TO BE DONE =>
Reproduce the listing below exactly. Pictures do not belong in the copy.
--- start STORED ROWS ---
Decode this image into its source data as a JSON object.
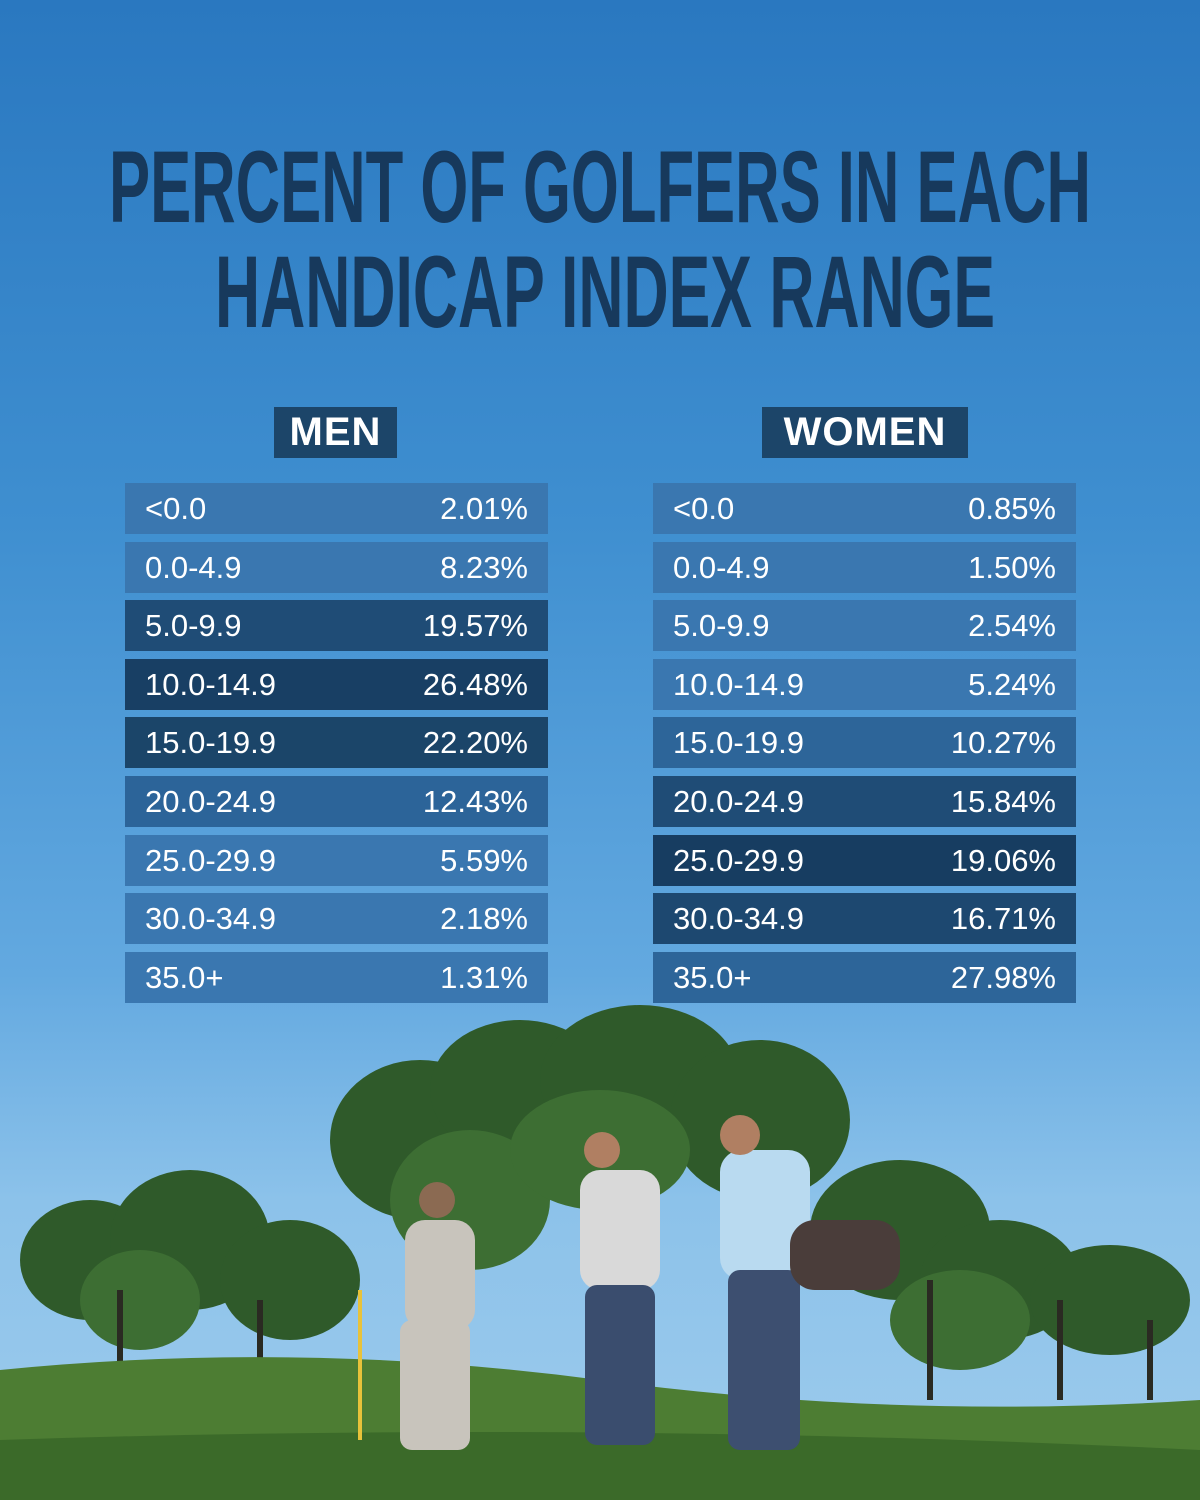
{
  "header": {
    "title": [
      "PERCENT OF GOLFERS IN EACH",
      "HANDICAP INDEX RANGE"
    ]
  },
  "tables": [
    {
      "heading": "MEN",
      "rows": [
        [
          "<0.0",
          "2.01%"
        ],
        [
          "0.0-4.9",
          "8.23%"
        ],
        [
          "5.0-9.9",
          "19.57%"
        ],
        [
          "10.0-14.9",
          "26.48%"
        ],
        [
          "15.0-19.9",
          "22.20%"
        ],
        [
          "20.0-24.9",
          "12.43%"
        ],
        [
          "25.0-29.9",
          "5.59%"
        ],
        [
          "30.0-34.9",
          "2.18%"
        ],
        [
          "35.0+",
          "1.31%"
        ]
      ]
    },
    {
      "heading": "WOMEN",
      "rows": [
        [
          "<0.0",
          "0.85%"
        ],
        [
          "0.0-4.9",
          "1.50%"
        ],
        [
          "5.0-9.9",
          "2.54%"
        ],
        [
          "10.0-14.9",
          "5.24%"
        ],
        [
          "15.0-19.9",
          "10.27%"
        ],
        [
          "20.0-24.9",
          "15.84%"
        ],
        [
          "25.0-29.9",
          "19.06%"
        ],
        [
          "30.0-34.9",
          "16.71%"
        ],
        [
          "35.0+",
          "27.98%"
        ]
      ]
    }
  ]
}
--- end STORED ROWS ---
REPLY TO THE EXERCISE =>
Decode this image into its source data as a JSON object.
{
  "header": {
    "title": [
      "PERCENT OF GOLFERS IN EACH",
      "HANDICAP INDEX RANGE"
    ]
  },
  "tables": [
    {
      "heading": "MEN",
      "rows": [
        [
          "<0.0",
          "2.01%"
        ],
        [
          "0.0-4.9",
          "8.23%"
        ],
        [
          "5.0-9.9",
          "19.57%"
        ],
        [
          "10.0-14.9",
          "26.48%"
        ],
        [
          "15.0-19.9",
          "22.20%"
        ],
        [
          "20.0-24.9",
          "12.43%"
        ],
        [
          "25.0-29.9",
          "5.59%"
        ],
        [
          "30.0-34.9",
          "2.18%"
        ],
        [
          "35.0+",
          "1.31%"
        ]
      ]
    },
    {
      "heading": "WOMEN",
      "rows": [
        [
          "<0.0",
          "0.85%"
        ],
        [
          "0.0-4.9",
          "1.50%"
        ],
        [
          "5.0-9.9",
          "2.54%"
        ],
        [
          "10.0-14.9",
          "5.24%"
        ],
        [
          "15.0-19.9",
          "10.27%"
        ],
        [
          "20.0-24.9",
          "15.84%"
        ],
        [
          "25.0-29.9",
          "19.06%"
        ],
        [
          "30.0-34.9",
          "16.71%"
        ],
        [
          "35.0+",
          "27.98%"
        ]
      ]
    }
  ]
}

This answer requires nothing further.